### STATED TASK
Search the data below for the word "Plumstead" and copy each line that holds it.

--- BEGIN ---

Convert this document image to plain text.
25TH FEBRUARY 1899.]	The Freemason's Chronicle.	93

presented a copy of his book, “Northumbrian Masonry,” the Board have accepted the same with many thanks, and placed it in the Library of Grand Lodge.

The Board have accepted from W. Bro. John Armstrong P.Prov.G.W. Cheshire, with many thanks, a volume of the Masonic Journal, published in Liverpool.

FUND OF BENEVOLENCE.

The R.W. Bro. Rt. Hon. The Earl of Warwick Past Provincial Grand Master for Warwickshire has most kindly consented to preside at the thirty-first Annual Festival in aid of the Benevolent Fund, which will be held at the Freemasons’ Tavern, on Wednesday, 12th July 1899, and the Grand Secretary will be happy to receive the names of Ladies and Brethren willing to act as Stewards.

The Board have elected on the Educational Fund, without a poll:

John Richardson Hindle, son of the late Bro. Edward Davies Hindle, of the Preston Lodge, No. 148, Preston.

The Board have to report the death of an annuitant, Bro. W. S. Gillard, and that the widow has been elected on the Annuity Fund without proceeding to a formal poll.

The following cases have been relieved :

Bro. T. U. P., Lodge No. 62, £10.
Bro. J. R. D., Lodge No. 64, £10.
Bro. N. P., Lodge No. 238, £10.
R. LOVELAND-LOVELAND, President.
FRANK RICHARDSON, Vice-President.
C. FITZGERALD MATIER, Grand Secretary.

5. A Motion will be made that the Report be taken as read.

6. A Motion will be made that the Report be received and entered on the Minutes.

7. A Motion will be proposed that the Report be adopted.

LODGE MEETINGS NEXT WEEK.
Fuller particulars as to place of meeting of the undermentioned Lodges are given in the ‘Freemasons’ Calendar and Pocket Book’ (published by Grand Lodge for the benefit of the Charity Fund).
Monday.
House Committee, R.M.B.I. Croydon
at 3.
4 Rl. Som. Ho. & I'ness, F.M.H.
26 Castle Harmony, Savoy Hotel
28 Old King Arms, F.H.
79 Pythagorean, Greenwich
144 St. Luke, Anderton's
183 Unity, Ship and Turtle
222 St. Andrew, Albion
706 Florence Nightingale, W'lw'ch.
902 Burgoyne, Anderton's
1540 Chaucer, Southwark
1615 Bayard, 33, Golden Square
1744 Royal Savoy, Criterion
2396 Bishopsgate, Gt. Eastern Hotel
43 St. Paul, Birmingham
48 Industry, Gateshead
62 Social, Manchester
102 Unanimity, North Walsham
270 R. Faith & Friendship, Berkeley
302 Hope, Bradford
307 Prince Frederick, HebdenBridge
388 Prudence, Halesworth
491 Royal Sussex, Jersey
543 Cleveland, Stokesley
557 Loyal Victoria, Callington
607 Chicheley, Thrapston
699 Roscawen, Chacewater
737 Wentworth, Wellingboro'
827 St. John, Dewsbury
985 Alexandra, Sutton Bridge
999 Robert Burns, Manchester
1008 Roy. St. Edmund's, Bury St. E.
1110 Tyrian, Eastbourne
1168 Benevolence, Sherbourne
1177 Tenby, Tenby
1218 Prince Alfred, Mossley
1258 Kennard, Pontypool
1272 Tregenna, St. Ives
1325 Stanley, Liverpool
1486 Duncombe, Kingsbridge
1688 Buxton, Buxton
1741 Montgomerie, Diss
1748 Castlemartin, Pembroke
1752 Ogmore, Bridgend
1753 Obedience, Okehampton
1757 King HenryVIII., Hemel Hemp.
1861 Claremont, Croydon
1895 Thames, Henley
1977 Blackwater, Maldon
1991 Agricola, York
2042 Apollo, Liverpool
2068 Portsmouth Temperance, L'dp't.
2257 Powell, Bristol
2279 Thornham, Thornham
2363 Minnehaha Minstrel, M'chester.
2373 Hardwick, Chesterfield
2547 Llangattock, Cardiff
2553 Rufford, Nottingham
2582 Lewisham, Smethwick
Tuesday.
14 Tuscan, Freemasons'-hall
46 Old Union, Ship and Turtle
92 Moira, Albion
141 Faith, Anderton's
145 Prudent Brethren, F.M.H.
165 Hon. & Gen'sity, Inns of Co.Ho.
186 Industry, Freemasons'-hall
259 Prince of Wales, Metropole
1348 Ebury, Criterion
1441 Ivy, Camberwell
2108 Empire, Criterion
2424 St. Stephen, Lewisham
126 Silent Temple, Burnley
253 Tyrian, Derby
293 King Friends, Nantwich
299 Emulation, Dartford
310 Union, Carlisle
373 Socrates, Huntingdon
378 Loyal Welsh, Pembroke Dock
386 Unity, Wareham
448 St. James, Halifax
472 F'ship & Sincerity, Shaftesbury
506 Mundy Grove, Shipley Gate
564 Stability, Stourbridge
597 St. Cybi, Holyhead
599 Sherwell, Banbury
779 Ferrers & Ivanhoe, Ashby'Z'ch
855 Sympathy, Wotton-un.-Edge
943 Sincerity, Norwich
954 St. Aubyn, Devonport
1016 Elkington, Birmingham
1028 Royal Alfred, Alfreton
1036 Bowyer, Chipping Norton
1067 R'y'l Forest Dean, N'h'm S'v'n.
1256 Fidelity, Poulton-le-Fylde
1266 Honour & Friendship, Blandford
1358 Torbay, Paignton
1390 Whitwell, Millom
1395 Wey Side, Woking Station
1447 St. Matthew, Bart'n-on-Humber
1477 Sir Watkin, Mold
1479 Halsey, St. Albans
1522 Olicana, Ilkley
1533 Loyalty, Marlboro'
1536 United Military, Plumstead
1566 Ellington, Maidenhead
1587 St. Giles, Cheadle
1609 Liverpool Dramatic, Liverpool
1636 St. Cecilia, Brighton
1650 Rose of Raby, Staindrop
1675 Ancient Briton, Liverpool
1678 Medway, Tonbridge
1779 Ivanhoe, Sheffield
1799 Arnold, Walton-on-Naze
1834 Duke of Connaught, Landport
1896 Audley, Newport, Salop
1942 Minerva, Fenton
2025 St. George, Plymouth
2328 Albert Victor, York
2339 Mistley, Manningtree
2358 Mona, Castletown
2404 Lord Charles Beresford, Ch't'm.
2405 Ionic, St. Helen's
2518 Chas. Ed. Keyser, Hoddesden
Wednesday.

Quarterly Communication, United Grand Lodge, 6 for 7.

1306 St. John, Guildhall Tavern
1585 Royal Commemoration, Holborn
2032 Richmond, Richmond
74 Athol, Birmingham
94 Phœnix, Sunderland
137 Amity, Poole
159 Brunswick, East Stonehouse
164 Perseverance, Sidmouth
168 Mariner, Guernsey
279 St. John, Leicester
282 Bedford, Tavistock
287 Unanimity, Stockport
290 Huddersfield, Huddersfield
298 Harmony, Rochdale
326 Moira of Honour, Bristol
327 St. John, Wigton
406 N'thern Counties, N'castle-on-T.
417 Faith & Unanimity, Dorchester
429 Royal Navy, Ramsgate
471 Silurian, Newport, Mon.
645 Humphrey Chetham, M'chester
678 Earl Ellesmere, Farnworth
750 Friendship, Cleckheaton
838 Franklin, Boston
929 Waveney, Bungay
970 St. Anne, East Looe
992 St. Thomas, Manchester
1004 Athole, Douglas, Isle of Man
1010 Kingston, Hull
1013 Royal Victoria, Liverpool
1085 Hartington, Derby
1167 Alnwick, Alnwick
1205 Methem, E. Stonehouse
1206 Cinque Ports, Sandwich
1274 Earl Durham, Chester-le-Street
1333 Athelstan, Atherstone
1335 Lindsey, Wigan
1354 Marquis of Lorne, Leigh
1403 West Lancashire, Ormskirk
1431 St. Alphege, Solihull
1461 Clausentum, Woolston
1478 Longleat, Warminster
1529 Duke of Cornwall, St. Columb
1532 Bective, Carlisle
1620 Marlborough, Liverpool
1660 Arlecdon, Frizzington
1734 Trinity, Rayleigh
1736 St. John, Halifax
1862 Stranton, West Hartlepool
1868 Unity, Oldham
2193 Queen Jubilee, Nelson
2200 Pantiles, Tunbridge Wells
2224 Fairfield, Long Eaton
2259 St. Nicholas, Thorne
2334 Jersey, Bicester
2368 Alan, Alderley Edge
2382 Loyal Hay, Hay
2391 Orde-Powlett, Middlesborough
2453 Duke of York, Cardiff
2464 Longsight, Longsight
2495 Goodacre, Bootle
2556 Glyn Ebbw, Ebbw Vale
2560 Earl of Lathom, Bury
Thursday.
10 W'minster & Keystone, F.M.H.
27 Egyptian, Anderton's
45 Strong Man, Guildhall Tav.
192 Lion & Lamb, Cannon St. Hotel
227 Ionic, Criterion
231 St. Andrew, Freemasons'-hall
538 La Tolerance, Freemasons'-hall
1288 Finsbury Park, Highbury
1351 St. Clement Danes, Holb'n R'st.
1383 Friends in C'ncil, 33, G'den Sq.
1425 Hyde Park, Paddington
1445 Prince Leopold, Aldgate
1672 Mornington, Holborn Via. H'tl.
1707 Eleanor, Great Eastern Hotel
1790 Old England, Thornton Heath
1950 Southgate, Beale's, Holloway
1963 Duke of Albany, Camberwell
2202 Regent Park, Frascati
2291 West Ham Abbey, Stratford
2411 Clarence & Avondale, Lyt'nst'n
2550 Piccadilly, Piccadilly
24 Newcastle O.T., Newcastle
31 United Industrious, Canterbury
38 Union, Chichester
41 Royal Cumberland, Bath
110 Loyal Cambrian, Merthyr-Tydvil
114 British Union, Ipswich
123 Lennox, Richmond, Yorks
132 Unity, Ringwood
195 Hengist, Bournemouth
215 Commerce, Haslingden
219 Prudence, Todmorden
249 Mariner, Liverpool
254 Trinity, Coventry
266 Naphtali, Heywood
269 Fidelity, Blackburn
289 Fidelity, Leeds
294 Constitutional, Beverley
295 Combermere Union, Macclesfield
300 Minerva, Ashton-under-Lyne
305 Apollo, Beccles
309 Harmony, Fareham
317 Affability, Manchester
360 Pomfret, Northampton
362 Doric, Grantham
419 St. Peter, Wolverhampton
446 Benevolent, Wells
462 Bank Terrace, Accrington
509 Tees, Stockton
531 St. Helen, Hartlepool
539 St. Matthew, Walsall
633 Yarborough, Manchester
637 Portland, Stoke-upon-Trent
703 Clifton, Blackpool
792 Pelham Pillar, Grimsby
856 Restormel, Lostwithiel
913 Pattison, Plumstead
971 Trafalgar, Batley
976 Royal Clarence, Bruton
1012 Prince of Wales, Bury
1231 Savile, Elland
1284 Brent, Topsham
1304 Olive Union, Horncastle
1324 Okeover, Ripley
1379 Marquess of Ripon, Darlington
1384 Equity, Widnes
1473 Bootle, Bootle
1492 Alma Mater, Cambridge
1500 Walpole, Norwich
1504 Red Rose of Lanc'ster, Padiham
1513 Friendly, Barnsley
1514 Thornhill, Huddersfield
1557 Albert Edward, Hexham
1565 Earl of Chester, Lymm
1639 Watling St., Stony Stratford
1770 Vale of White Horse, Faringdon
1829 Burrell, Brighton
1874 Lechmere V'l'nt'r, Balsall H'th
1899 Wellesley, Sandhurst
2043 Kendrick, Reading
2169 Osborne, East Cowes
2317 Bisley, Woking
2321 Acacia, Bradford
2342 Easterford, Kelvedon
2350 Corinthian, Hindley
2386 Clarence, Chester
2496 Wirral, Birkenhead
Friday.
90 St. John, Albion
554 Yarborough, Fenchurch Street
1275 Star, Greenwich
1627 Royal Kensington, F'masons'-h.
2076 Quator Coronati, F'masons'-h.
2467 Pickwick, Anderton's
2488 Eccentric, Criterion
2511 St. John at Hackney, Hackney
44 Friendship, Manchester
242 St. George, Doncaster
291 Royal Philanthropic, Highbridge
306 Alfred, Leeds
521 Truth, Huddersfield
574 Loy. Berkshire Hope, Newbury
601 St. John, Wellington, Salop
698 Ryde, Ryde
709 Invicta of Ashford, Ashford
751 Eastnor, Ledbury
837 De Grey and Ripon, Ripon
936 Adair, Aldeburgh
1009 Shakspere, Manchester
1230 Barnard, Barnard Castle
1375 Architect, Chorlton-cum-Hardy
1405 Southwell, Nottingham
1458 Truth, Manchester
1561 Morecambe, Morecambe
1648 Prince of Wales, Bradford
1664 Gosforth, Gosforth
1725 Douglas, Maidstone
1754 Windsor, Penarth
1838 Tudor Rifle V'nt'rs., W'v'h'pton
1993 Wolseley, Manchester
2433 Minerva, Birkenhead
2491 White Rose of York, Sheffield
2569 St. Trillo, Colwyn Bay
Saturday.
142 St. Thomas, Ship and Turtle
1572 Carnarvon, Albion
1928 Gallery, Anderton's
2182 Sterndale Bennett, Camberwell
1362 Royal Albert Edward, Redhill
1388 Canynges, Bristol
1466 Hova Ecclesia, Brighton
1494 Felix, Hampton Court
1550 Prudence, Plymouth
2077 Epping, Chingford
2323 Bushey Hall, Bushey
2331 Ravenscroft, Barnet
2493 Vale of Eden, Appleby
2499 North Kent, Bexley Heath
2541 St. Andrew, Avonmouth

--- END ---

### SOLUTION FOR THIS PROBLEM
1536 United Military, Plumstead
913 Pattison, Plumstead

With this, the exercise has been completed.